##### Data to use #####

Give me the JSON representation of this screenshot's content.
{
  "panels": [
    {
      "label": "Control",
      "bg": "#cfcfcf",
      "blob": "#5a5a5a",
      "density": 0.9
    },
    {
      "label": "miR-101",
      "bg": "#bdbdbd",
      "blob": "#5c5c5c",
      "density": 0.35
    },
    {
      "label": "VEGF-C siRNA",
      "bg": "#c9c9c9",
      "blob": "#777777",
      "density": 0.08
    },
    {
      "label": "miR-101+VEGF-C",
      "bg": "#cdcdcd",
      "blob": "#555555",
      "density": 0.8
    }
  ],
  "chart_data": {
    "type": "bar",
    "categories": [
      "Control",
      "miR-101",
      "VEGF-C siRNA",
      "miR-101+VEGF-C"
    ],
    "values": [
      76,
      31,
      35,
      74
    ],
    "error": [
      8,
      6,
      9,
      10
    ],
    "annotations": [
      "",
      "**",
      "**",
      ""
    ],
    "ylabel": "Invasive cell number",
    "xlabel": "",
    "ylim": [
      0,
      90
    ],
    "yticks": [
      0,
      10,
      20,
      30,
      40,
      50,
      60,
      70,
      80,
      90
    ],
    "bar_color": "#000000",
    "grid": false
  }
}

#####
##### Data to use #####

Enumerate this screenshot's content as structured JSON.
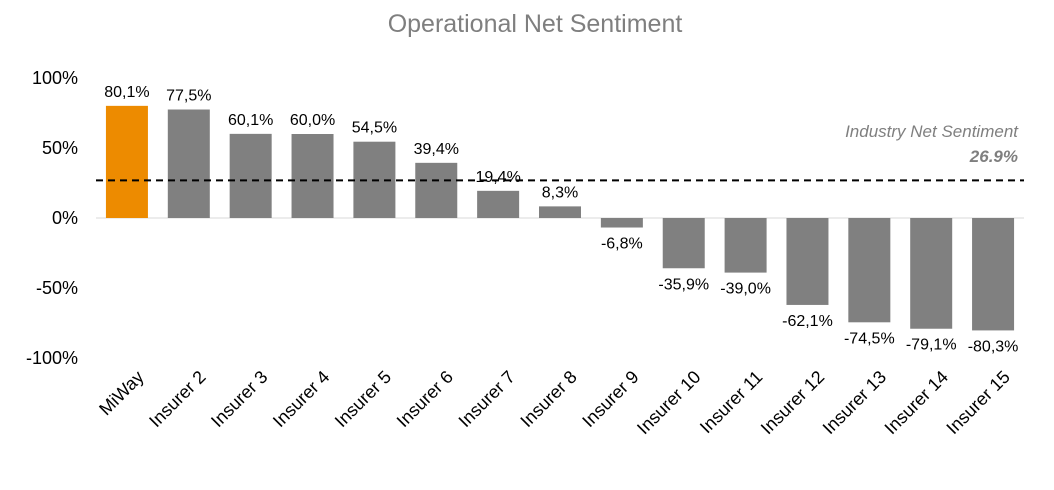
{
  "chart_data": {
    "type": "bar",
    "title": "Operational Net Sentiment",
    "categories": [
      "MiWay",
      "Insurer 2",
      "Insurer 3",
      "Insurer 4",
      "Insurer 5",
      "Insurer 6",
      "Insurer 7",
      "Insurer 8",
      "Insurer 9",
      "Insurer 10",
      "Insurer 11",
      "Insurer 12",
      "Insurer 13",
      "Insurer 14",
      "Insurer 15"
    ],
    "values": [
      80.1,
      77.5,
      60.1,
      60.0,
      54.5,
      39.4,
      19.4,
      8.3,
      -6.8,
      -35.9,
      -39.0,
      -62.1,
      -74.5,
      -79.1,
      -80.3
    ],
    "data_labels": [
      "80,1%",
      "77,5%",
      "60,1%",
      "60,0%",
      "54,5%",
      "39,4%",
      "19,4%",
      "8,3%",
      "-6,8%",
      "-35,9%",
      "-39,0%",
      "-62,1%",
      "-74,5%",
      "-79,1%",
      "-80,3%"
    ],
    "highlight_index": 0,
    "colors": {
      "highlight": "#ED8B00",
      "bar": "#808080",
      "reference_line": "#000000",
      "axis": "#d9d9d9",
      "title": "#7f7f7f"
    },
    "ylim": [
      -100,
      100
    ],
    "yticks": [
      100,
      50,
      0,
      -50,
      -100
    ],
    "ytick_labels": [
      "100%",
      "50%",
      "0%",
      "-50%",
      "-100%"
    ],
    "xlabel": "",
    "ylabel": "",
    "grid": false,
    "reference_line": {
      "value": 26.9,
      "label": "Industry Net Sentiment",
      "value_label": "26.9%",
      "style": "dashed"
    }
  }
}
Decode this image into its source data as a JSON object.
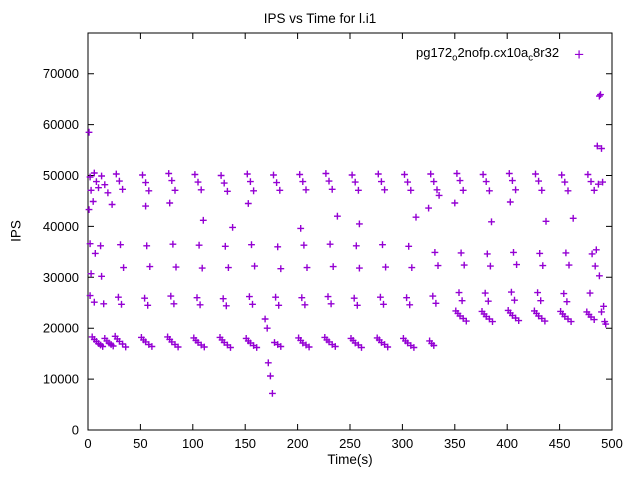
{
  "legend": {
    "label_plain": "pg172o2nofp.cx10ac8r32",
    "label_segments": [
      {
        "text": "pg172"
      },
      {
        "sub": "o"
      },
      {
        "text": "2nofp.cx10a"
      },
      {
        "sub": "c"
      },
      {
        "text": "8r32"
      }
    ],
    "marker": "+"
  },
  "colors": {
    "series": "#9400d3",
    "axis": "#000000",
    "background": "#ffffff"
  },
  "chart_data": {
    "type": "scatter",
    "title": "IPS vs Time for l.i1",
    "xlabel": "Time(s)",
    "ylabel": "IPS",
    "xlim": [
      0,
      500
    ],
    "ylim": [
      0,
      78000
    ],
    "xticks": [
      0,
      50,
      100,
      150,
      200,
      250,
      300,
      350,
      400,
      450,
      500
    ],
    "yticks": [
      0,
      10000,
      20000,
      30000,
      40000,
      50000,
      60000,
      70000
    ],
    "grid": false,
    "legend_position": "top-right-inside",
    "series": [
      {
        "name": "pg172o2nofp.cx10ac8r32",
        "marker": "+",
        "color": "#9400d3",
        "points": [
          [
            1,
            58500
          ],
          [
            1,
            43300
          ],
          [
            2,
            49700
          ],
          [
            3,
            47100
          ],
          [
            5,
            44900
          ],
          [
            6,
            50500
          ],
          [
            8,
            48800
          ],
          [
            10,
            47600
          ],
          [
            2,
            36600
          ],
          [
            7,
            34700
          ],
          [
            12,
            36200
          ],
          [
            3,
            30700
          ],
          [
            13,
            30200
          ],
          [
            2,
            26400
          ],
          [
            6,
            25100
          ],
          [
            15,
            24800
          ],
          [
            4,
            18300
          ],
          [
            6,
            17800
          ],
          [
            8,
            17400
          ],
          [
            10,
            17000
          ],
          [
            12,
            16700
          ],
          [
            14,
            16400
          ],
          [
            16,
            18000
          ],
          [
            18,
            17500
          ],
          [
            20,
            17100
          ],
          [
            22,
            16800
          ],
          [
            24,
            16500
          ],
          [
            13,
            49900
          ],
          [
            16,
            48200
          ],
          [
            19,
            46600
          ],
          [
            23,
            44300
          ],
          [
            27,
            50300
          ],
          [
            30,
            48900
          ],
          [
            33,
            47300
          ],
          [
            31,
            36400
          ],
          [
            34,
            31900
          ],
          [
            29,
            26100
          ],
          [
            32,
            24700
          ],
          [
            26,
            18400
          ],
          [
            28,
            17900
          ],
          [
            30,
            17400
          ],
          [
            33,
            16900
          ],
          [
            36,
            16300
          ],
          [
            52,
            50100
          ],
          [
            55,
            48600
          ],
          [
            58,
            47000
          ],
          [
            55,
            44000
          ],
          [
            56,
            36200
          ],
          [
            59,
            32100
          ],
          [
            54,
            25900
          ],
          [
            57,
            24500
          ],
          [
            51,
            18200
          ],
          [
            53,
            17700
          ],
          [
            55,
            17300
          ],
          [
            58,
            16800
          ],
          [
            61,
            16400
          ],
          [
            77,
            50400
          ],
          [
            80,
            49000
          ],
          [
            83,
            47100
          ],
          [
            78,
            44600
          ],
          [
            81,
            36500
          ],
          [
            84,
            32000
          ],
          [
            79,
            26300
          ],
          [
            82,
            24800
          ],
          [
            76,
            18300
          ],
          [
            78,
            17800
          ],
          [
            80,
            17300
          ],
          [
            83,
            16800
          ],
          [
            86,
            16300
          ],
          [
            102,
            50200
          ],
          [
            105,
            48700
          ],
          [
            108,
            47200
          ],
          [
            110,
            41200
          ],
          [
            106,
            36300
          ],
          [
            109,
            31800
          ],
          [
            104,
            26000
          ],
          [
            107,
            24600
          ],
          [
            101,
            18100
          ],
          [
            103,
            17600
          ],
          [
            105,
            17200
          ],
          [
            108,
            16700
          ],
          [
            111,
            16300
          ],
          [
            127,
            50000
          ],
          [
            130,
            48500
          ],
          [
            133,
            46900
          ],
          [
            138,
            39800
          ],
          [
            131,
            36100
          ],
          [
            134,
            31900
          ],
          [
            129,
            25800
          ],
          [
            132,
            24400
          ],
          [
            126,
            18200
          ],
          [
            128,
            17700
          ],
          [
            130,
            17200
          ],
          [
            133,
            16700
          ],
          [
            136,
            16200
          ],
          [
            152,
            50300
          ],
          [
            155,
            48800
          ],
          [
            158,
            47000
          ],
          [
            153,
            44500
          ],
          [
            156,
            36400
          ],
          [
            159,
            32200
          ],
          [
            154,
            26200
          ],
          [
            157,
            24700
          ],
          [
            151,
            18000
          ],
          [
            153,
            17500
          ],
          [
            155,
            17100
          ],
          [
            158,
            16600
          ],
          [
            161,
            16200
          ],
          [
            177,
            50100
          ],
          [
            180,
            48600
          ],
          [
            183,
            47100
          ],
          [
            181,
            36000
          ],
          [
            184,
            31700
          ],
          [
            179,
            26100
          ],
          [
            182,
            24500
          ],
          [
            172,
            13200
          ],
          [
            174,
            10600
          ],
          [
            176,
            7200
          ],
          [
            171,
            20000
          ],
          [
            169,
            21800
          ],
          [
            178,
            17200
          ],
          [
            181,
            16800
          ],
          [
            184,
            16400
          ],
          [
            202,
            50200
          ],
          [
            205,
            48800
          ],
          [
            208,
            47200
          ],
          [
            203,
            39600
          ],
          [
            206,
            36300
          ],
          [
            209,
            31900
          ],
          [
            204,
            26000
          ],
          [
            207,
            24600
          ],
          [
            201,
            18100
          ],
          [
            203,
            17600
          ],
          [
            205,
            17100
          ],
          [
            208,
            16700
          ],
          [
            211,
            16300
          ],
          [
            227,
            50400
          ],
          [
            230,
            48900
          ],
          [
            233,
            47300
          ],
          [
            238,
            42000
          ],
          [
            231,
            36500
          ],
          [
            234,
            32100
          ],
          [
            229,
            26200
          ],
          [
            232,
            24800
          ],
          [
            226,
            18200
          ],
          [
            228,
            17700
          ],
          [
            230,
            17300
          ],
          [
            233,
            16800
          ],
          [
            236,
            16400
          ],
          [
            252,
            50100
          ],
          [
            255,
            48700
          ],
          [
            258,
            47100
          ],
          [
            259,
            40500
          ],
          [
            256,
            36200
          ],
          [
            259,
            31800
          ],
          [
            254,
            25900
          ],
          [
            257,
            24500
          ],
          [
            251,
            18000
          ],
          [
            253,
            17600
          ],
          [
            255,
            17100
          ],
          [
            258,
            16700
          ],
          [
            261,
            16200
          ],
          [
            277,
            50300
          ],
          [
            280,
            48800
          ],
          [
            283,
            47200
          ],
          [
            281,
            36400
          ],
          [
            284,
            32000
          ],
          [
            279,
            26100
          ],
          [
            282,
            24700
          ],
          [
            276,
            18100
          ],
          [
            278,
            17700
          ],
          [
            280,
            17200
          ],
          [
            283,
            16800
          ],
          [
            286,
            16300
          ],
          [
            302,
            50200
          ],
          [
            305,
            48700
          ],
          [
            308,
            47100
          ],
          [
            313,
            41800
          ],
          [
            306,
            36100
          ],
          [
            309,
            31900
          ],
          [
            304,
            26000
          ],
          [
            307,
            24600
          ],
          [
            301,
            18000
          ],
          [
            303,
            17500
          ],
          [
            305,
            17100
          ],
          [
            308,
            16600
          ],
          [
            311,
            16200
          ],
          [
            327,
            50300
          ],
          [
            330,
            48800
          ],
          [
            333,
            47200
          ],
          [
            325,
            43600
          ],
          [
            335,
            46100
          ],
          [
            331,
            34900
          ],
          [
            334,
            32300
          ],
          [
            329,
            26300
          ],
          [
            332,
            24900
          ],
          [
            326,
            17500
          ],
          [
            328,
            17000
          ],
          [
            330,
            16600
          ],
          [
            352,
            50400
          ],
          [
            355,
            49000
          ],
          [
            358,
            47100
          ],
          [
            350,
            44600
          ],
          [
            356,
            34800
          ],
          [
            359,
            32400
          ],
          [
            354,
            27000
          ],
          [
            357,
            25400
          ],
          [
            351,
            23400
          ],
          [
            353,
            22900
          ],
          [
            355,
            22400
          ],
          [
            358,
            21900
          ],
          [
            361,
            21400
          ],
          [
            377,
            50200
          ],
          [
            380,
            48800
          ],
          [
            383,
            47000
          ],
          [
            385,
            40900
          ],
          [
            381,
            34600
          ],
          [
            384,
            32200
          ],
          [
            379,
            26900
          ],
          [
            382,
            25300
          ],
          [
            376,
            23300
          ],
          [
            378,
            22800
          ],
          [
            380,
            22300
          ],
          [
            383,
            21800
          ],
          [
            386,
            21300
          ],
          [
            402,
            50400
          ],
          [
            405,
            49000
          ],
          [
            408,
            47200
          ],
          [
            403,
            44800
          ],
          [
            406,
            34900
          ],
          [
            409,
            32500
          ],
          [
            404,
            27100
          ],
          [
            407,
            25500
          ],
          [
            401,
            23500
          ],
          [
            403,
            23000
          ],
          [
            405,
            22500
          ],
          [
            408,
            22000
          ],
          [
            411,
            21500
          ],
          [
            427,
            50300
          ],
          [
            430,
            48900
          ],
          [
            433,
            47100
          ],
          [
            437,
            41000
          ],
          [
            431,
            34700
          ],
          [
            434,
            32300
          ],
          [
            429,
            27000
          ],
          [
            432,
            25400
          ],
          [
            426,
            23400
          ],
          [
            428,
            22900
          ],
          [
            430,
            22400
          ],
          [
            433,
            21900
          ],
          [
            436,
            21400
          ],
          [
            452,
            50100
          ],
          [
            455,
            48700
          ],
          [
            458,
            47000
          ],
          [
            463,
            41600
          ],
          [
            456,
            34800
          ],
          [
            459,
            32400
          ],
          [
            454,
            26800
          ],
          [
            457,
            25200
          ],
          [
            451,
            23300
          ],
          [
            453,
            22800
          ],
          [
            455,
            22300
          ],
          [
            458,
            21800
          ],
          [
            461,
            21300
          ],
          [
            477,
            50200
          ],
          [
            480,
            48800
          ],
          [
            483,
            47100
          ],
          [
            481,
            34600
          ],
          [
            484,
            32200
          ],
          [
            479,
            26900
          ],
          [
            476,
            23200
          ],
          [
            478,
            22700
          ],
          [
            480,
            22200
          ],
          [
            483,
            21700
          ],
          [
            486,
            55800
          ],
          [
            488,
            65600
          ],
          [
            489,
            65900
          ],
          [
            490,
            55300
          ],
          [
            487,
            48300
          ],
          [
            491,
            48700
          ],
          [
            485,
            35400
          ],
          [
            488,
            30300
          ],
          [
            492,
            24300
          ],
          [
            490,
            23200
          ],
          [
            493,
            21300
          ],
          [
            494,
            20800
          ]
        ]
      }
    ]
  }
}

#####

> What needs to be done
Identify every line above that includes the word "content", and show those lines.

> Answer for this exercise
Give me the JSON representation of this screenshot's content.
Enumerate this screenshot's content as structured JSON.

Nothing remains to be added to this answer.